- _Data_:
** Begin **
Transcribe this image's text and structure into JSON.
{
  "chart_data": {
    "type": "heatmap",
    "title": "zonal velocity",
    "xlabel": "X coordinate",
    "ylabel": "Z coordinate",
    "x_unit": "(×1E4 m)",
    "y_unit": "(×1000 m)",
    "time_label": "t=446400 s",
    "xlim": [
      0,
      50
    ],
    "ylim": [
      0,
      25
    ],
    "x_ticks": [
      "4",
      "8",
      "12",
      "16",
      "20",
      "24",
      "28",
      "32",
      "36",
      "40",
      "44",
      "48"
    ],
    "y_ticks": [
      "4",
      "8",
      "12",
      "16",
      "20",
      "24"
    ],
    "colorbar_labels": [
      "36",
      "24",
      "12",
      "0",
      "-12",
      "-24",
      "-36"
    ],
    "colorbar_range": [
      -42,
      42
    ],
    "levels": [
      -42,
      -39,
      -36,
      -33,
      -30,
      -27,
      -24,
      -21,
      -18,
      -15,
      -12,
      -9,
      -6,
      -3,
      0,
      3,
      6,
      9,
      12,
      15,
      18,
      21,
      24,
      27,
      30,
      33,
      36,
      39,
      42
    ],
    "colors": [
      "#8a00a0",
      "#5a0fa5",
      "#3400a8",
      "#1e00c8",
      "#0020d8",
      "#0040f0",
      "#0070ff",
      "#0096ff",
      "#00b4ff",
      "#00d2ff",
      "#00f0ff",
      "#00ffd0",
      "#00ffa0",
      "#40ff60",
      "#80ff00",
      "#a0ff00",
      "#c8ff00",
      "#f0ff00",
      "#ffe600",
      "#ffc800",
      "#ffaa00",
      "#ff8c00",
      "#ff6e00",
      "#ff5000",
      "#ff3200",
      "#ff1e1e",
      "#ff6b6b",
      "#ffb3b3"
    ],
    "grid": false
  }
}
** End **
- _Task requirements_: Write every line of the material above again, exactly.

- _Task solution_:
Transcribe this image's text and structure into JSON.
{
  "chart_data": {
    "type": "heatmap",
    "title": "zonal velocity",
    "xlabel": "X coordinate",
    "ylabel": "Z coordinate",
    "x_unit": "(×1E4 m)",
    "y_unit": "(×1000 m)",
    "time_label": "t=446400 s",
    "xlim": [
      0,
      50
    ],
    "ylim": [
      0,
      25
    ],
    "x_ticks": [
      "4",
      "8",
      "12",
      "16",
      "20",
      "24",
      "28",
      "32",
      "36",
      "40",
      "44",
      "48"
    ],
    "y_ticks": [
      "4",
      "8",
      "12",
      "16",
      "20",
      "24"
    ],
    "colorbar_labels": [
      "36",
      "24",
      "12",
      "0",
      "-12",
      "-24",
      "-36"
    ],
    "colorbar_range": [
      -42,
      42
    ],
    "levels": [
      -42,
      -39,
      -36,
      -33,
      -30,
      -27,
      -24,
      -21,
      -18,
      -15,
      -12,
      -9,
      -6,
      -3,
      0,
      3,
      6,
      9,
      12,
      15,
      18,
      21,
      24,
      27,
      30,
      33,
      36,
      39,
      42
    ],
    "colors": [
      "#8a00a0",
      "#5a0fa5",
      "#3400a8",
      "#1e00c8",
      "#0020d8",
      "#0040f0",
      "#0070ff",
      "#0096ff",
      "#00b4ff",
      "#00d2ff",
      "#00f0ff",
      "#00ffd0",
      "#00ffa0",
      "#40ff60",
      "#80ff00",
      "#a0ff00",
      "#c8ff00",
      "#f0ff00",
      "#ffe600",
      "#ffc800",
      "#ffaa00",
      "#ff8c00",
      "#ff6e00",
      "#ff5000",
      "#ff3200",
      "#ff1e1e",
      "#ff6b6b",
      "#ffb3b3"
    ],
    "grid": false
  }
}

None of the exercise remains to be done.